Look for the string "Remarks" in the lines and copy each line that has it.
** Start of Recorded data **
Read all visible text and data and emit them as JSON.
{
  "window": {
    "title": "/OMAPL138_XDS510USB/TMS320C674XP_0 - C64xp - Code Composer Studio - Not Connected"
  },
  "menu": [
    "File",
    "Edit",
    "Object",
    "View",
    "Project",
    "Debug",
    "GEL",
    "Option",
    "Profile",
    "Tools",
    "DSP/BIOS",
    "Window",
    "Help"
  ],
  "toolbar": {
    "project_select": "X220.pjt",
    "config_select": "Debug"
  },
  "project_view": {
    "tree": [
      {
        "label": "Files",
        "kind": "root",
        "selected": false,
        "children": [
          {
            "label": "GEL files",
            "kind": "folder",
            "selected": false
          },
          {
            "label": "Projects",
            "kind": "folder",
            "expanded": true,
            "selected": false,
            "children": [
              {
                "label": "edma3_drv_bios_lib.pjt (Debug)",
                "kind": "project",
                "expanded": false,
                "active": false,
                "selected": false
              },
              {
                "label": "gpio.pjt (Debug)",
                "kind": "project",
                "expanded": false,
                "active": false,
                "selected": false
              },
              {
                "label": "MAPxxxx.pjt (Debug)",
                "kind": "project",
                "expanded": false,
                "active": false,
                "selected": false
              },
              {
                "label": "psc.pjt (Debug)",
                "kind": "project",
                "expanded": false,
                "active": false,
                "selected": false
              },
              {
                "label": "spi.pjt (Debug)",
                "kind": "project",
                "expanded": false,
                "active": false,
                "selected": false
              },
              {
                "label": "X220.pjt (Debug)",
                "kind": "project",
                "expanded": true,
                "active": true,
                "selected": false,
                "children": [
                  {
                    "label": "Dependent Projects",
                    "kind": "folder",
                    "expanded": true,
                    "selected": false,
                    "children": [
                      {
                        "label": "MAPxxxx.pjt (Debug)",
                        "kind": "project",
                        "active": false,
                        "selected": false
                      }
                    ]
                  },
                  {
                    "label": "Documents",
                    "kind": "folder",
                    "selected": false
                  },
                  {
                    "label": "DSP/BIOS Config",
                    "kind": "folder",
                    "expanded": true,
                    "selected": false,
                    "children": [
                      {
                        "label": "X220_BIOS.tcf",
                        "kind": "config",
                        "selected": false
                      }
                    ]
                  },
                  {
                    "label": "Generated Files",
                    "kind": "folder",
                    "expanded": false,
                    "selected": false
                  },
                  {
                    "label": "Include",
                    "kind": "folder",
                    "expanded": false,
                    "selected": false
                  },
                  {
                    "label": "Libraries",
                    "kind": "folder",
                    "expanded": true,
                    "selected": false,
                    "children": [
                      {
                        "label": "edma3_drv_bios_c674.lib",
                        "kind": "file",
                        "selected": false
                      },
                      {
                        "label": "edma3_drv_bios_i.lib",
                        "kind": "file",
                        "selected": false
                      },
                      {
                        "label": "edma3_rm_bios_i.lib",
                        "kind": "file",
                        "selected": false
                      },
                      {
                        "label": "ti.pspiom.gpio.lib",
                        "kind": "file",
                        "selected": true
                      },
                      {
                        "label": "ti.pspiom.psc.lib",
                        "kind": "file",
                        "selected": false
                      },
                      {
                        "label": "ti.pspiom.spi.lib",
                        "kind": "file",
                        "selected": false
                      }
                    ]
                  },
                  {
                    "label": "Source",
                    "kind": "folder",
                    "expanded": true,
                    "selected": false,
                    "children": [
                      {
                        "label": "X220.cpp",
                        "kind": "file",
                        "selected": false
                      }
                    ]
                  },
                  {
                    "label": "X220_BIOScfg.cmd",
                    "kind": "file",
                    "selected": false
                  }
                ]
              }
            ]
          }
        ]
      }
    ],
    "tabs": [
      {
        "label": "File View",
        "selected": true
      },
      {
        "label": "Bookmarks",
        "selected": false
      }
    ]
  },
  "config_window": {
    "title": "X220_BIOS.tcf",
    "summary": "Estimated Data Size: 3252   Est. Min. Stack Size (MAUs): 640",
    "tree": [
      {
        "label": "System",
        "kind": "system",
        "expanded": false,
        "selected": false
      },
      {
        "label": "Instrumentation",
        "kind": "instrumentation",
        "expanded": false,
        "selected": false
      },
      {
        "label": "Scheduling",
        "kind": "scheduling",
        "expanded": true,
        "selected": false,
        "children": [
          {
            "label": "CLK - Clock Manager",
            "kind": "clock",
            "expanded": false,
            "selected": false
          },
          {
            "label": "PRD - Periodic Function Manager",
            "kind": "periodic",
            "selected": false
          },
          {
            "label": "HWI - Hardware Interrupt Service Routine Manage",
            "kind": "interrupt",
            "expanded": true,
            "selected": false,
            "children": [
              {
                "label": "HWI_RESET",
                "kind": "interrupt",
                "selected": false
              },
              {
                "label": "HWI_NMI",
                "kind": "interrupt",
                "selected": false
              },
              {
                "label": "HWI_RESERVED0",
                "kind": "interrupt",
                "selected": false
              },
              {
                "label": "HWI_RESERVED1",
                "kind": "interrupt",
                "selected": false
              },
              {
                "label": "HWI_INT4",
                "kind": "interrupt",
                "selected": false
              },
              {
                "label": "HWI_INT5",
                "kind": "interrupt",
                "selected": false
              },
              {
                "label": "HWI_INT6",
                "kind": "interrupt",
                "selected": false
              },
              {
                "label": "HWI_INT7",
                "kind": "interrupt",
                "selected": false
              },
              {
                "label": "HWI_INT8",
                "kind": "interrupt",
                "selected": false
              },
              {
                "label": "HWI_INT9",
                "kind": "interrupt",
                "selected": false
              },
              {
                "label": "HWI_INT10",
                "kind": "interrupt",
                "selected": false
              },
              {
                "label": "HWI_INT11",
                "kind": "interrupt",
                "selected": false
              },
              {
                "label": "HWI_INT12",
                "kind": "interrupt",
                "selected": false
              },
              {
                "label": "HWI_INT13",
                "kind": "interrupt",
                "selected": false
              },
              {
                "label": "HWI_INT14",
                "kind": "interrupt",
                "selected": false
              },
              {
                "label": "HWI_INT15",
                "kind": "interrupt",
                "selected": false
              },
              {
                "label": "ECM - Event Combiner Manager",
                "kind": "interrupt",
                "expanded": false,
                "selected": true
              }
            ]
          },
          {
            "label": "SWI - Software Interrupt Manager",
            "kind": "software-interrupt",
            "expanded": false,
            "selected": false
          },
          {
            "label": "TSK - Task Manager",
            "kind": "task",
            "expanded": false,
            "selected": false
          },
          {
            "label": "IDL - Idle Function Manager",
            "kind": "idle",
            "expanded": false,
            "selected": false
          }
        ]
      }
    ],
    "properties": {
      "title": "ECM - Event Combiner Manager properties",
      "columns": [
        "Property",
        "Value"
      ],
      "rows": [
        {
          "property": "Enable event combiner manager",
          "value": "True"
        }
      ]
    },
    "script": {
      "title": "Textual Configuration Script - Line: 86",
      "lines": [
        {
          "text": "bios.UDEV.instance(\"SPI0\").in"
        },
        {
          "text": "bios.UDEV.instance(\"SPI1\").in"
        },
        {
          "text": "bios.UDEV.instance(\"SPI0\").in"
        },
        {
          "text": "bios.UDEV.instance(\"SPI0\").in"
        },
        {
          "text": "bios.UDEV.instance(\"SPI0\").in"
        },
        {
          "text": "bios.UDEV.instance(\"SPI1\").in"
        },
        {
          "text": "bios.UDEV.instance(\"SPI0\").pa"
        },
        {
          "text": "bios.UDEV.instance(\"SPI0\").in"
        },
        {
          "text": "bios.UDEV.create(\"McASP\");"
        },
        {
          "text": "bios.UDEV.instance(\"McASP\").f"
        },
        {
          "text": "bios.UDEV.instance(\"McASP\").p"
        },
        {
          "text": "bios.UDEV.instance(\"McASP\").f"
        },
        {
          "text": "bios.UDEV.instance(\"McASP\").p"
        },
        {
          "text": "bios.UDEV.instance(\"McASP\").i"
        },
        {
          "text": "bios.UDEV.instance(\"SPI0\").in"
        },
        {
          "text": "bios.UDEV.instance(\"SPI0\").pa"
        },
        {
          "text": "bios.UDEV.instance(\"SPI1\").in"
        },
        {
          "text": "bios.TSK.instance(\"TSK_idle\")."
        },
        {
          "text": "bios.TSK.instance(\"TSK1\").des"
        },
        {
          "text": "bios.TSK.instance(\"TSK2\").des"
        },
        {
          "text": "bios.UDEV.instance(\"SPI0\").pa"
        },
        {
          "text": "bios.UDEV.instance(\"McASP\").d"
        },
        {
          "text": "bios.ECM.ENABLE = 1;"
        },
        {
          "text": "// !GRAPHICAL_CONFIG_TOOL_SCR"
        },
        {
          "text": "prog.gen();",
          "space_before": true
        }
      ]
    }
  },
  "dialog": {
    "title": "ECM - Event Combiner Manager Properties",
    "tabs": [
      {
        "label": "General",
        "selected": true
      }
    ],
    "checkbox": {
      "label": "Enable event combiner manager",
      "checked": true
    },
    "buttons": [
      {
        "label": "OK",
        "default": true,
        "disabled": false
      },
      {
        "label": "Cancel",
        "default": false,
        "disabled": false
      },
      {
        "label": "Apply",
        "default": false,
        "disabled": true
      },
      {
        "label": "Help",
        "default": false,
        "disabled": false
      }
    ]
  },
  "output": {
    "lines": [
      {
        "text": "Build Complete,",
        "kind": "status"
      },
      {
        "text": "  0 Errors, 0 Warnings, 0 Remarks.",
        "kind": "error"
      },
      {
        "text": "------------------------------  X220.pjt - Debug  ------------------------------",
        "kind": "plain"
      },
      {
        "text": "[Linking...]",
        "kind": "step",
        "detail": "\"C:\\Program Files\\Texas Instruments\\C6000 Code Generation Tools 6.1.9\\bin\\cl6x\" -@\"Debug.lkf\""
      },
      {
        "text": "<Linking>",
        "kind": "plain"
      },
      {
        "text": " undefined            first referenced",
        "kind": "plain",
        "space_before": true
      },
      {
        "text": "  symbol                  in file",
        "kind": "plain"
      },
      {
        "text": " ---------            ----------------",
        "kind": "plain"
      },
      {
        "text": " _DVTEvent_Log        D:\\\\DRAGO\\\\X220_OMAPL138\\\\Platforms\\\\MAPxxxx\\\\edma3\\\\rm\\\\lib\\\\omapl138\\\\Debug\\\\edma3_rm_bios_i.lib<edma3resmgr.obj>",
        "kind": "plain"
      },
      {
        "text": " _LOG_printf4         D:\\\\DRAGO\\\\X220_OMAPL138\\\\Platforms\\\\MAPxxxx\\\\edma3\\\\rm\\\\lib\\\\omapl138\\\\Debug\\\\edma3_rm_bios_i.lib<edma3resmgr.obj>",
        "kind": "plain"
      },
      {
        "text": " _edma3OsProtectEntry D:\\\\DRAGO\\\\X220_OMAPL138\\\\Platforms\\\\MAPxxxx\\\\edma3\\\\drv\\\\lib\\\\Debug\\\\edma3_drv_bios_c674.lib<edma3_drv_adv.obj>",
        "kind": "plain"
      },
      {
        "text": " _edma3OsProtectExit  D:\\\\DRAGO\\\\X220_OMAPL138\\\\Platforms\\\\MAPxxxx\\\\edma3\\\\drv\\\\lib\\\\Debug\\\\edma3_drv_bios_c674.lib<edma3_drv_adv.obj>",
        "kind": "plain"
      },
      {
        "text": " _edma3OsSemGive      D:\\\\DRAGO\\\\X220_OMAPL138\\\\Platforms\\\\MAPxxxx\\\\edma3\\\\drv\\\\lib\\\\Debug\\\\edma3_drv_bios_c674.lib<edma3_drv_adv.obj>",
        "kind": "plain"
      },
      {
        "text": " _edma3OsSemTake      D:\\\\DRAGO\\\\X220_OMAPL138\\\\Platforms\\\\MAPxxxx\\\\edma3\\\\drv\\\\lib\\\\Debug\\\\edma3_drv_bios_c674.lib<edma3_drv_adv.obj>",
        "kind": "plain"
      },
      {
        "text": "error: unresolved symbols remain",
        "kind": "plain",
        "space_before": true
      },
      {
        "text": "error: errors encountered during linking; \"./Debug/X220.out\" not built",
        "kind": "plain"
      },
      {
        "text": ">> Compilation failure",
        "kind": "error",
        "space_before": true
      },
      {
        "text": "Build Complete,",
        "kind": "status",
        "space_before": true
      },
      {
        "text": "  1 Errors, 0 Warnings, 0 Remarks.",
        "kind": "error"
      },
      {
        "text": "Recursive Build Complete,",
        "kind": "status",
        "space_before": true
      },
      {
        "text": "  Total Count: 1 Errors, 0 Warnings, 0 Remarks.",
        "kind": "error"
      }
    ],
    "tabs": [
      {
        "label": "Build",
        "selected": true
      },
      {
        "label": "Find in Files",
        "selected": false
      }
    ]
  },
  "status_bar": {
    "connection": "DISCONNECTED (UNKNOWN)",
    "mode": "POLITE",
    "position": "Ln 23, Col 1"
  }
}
** End of Recorded data **
- _Response to the exercise_:
        "text": "  0 Errors, 0 Warnings, 0 Remarks.",
        "text": "  1 Errors, 0 Warnings, 0 Remarks.",
        "text": "  Total Count: 1 Errors, 0 Warnings, 0 Remarks.",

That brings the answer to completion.